◆ Objective: Extract every line from the records below that contains the word "William".

Dataset items:
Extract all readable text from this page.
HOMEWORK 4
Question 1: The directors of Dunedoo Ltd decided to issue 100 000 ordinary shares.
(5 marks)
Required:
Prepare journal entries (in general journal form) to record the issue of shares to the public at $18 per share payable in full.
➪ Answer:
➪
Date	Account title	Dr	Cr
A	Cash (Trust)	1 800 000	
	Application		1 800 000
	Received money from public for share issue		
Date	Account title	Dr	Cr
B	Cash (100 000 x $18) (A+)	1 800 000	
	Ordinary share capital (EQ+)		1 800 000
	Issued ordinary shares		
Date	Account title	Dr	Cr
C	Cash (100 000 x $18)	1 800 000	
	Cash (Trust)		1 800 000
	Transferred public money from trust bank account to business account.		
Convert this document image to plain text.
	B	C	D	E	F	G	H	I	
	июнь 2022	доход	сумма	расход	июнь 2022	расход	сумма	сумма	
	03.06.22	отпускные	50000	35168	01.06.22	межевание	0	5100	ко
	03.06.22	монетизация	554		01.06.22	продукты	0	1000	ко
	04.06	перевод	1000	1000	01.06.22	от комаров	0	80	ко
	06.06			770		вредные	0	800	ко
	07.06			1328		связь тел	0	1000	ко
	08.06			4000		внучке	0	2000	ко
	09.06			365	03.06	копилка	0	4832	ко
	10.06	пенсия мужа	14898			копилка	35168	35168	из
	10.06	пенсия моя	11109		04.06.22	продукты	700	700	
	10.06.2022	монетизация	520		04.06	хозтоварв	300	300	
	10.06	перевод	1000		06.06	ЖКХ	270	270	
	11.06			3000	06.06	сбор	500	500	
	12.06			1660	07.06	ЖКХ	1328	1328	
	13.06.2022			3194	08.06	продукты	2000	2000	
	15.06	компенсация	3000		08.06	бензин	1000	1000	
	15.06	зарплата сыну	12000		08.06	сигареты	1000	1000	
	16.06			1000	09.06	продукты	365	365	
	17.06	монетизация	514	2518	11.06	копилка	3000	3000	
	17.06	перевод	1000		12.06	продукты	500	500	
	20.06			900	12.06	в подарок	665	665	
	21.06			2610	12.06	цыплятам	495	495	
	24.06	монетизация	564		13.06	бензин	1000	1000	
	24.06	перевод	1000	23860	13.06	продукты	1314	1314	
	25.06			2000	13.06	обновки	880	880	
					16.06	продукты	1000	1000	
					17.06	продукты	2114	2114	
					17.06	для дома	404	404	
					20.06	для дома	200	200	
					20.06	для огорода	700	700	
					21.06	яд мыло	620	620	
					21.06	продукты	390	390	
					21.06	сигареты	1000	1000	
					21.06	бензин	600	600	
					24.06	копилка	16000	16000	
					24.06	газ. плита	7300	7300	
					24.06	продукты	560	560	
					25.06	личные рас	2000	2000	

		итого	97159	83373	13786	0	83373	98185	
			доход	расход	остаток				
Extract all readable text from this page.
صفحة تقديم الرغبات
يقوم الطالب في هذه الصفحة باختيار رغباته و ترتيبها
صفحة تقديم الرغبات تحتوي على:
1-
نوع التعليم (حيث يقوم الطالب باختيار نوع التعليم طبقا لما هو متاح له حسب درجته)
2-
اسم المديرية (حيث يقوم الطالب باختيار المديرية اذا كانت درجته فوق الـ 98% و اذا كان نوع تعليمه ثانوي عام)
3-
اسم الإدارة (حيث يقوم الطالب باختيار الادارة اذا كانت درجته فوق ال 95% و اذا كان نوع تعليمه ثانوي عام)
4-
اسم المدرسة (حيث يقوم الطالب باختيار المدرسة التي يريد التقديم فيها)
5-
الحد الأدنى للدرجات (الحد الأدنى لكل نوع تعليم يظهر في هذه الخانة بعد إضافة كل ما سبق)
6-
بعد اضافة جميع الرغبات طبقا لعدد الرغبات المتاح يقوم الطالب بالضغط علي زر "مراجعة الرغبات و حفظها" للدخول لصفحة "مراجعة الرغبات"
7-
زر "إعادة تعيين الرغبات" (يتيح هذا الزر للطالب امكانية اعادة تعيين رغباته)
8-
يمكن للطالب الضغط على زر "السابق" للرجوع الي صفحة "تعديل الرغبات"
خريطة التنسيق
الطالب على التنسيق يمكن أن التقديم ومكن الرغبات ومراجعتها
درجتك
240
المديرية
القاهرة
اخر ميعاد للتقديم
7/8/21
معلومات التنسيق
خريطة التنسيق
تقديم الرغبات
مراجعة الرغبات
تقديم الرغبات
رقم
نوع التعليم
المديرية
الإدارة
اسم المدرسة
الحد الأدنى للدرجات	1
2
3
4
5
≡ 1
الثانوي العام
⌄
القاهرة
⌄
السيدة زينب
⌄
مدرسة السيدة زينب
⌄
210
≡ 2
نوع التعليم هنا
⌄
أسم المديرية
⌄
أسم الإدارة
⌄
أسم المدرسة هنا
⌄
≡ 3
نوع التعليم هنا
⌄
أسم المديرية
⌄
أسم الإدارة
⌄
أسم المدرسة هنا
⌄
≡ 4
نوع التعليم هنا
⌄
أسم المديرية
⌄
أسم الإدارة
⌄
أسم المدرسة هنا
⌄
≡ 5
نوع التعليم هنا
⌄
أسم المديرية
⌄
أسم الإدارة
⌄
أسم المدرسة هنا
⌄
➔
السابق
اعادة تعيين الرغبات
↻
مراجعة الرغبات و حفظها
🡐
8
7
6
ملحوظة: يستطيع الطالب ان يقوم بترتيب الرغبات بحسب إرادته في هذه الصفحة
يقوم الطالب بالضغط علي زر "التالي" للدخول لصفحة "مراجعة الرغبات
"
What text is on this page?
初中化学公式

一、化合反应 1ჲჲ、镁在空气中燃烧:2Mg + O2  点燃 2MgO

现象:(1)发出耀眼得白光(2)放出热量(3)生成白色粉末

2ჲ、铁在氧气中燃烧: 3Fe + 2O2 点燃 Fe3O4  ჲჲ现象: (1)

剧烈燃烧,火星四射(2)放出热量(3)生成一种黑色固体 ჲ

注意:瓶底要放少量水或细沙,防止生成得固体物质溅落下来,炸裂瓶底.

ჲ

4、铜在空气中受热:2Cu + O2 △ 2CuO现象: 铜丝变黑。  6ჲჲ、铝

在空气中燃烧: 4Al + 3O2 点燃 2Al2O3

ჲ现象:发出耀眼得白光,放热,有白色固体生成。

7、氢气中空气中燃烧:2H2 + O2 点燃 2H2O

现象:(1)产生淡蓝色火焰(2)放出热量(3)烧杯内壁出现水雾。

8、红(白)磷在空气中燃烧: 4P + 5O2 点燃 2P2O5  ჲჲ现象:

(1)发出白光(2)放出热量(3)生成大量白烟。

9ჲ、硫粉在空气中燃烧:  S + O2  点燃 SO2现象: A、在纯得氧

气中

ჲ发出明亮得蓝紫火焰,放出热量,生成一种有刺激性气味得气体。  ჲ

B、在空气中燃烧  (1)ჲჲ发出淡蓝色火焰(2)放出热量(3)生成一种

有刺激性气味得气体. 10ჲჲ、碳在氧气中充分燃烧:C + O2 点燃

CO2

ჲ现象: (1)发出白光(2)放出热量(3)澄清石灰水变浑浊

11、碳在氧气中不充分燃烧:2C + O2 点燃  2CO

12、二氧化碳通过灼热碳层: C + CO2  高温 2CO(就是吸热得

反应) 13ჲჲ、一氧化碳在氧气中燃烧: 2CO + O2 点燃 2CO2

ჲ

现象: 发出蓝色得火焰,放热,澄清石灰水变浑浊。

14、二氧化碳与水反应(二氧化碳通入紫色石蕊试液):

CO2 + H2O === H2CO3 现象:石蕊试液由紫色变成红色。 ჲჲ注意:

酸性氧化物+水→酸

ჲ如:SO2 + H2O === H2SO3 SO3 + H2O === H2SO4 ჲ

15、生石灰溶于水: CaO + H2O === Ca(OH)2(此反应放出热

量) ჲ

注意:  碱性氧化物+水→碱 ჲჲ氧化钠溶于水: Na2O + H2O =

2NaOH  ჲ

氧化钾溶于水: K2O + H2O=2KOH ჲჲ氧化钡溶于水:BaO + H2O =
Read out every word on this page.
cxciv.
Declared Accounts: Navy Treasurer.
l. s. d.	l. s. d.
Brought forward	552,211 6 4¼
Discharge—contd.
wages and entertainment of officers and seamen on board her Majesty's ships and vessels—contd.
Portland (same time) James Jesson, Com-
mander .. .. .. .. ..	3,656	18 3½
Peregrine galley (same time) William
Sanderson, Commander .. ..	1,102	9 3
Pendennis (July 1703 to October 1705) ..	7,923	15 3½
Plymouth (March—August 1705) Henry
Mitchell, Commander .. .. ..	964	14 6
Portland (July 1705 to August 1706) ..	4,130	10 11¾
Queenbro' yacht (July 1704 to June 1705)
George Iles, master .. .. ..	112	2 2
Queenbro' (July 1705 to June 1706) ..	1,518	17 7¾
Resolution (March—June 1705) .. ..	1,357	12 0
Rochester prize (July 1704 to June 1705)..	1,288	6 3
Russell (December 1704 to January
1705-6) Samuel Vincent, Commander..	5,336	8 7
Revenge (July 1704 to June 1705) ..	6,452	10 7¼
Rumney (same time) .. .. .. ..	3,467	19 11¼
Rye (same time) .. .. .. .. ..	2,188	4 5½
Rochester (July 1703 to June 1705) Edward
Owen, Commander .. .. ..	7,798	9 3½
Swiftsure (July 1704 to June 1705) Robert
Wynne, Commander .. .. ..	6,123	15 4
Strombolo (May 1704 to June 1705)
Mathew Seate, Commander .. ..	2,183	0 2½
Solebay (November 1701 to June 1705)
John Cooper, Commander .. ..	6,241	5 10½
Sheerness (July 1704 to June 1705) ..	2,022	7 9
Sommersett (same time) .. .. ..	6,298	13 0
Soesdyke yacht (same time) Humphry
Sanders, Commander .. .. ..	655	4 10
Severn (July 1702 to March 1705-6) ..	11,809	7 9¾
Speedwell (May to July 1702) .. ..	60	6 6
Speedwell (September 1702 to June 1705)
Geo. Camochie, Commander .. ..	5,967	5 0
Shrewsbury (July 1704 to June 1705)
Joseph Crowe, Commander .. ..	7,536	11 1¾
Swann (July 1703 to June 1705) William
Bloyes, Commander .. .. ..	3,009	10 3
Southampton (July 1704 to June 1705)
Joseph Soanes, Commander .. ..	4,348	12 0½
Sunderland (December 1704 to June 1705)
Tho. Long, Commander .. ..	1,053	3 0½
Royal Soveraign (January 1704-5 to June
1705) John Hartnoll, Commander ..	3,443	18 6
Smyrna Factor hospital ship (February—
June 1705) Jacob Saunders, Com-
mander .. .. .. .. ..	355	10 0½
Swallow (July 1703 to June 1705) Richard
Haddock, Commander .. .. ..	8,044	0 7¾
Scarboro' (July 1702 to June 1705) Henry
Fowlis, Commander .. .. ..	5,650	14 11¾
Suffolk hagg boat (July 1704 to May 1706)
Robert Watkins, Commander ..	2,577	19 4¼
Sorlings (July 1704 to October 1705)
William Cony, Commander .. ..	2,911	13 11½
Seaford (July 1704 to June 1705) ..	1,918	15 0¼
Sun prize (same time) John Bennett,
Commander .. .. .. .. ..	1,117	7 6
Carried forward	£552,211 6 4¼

◆ Correct result:
Peregrine galley (same time) William
Swann (July 1703 to June 1705) William
William Cony, Commander .. ..	2,911	13 11½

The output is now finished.